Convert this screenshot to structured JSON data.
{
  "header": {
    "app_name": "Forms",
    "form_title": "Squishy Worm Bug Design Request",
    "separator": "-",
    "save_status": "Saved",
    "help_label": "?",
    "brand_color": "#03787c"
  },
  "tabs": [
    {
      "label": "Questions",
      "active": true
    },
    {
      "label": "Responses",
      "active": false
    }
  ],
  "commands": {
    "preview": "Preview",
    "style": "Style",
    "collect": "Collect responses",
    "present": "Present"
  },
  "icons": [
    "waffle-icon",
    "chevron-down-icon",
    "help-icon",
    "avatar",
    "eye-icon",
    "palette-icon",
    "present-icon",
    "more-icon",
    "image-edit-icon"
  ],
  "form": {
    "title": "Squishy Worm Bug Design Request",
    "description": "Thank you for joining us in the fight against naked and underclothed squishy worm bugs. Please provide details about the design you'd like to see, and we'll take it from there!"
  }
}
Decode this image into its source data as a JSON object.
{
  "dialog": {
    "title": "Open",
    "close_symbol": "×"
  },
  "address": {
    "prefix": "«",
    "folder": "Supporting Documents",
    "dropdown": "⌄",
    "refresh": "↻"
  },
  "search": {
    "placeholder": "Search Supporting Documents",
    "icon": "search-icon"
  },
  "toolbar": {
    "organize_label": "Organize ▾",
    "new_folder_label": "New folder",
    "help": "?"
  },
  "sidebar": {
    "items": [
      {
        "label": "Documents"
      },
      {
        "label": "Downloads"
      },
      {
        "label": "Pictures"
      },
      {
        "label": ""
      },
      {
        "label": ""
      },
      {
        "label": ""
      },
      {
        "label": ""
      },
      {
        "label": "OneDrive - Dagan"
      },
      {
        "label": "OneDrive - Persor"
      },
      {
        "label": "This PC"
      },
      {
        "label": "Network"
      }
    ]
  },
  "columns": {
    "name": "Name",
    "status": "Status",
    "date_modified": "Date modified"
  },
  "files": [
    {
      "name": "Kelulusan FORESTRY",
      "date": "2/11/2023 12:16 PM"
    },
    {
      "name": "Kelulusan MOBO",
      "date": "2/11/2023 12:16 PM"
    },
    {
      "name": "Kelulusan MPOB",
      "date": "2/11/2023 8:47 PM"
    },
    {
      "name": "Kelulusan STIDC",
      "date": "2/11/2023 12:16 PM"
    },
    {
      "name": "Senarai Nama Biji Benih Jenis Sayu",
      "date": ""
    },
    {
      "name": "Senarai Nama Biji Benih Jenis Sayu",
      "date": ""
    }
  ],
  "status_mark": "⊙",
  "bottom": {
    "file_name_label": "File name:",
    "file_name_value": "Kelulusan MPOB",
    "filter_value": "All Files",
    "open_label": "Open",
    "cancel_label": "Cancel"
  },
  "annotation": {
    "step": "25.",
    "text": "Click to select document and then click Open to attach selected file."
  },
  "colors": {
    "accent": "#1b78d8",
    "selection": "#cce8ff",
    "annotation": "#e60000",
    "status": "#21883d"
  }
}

##############################

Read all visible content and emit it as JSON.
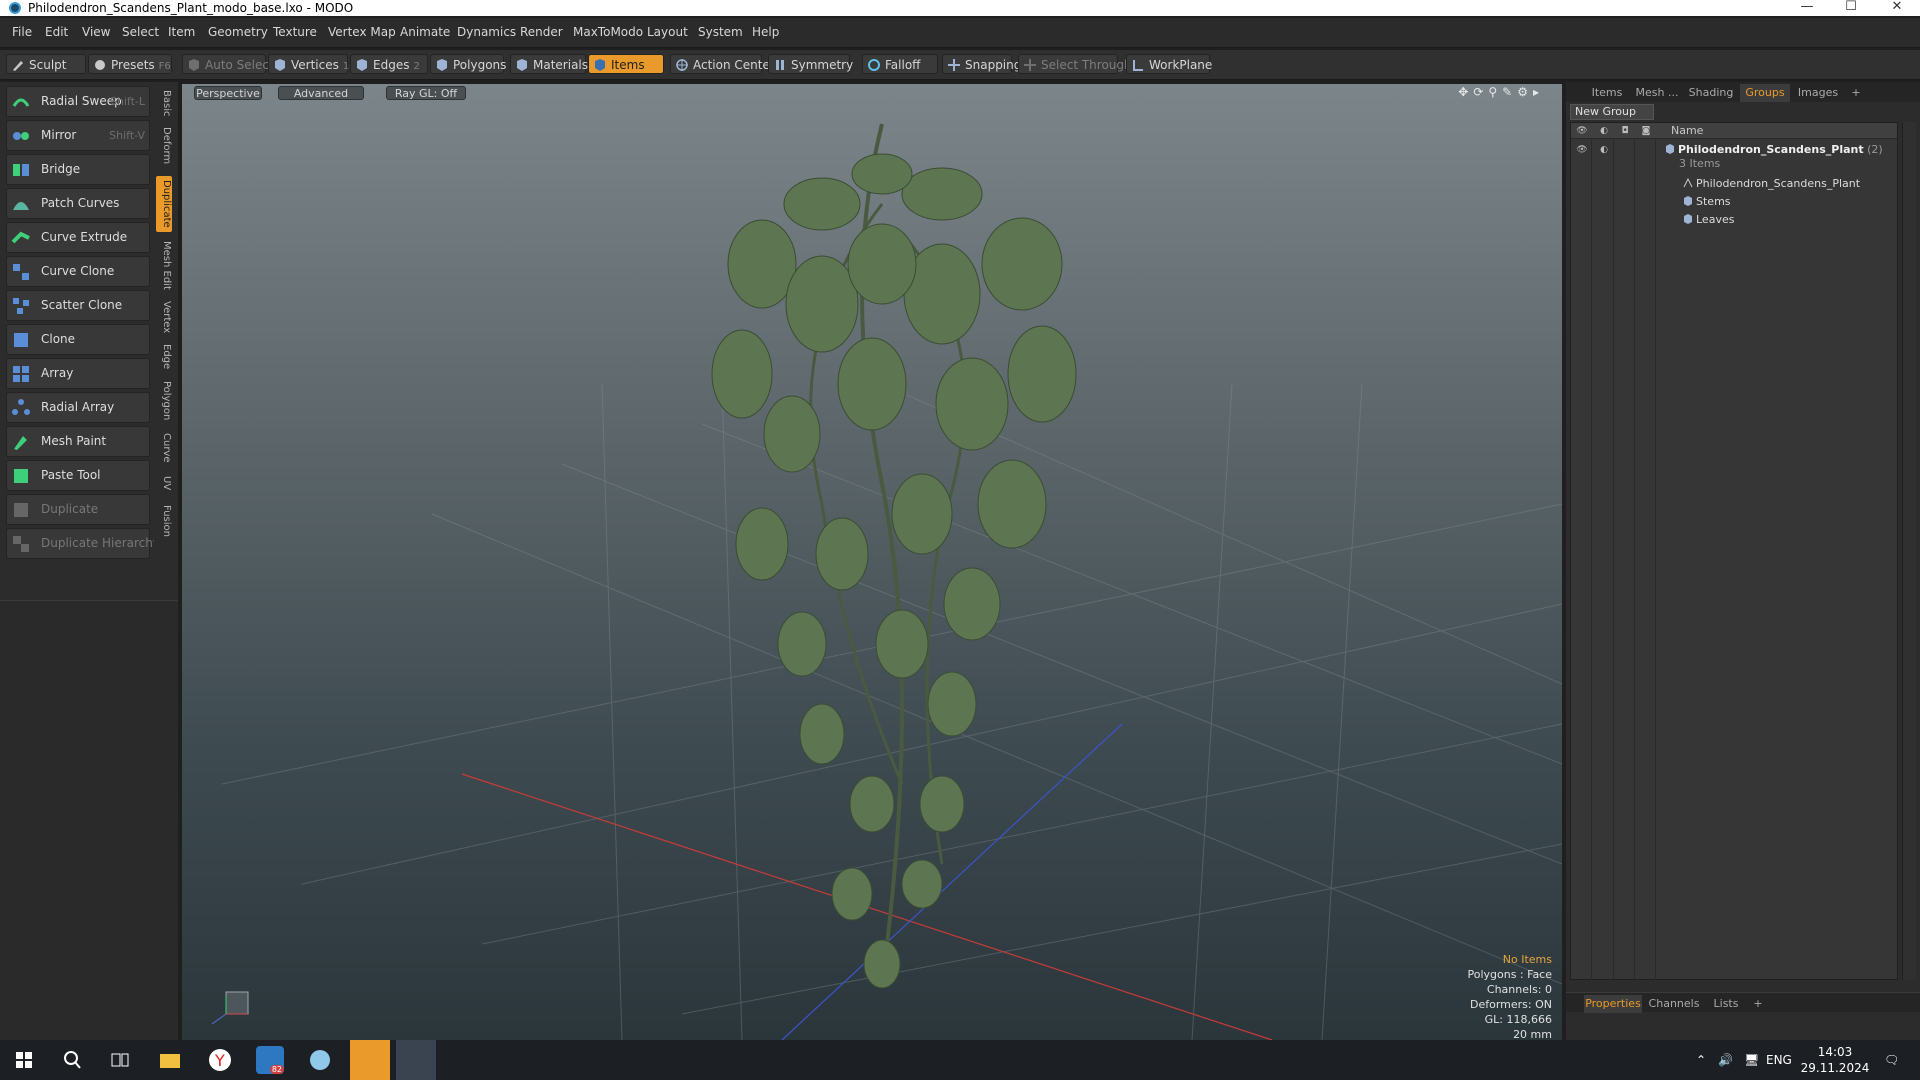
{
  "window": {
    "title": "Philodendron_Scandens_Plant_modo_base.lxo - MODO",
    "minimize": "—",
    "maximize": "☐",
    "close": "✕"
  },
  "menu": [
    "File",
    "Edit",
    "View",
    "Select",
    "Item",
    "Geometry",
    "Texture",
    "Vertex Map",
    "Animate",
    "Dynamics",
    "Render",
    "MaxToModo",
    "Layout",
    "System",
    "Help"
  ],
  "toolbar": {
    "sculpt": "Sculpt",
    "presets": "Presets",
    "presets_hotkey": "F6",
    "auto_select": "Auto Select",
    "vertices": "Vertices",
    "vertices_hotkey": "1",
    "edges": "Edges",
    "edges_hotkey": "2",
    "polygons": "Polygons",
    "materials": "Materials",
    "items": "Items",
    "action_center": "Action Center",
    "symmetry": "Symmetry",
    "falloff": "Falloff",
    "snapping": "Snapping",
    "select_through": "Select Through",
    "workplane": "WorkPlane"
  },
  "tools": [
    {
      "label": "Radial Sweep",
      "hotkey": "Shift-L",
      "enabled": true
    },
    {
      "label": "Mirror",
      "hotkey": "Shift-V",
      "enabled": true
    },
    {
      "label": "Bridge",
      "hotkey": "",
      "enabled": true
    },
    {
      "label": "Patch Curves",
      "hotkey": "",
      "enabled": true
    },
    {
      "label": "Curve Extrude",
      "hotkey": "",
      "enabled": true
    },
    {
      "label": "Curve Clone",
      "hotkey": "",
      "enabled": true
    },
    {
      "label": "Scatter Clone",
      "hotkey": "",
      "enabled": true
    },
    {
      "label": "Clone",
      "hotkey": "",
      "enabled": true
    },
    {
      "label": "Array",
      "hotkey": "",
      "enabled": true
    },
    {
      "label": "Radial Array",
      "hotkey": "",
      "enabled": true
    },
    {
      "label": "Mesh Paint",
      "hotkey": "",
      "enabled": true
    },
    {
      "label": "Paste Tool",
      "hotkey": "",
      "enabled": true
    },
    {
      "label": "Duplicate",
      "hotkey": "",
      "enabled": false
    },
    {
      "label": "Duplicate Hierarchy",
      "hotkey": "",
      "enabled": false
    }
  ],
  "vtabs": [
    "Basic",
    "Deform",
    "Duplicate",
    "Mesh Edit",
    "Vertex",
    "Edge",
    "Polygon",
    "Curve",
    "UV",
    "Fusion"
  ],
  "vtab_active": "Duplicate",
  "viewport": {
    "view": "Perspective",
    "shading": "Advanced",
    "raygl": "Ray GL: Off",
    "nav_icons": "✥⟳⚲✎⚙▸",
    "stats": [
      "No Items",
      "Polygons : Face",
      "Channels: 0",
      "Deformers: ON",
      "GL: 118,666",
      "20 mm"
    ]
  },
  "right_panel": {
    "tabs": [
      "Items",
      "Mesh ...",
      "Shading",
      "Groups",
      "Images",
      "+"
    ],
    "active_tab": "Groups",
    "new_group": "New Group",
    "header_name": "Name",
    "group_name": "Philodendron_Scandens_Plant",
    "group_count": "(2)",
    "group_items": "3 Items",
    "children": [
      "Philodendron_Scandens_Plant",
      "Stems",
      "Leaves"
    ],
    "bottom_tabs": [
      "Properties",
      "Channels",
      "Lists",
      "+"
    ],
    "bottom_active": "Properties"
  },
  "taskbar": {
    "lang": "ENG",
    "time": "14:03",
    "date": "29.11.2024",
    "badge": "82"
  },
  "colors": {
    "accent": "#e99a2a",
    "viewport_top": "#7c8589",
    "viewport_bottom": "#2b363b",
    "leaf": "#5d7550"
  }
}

##############################

■ WORK TO BE COMPLETED
Pull every line containing the word "folder" out of the material and copy it.

■ PROBLEM SOLUTION
    "folder": "Supporting Documents",
    "new_folder_label": "New folder",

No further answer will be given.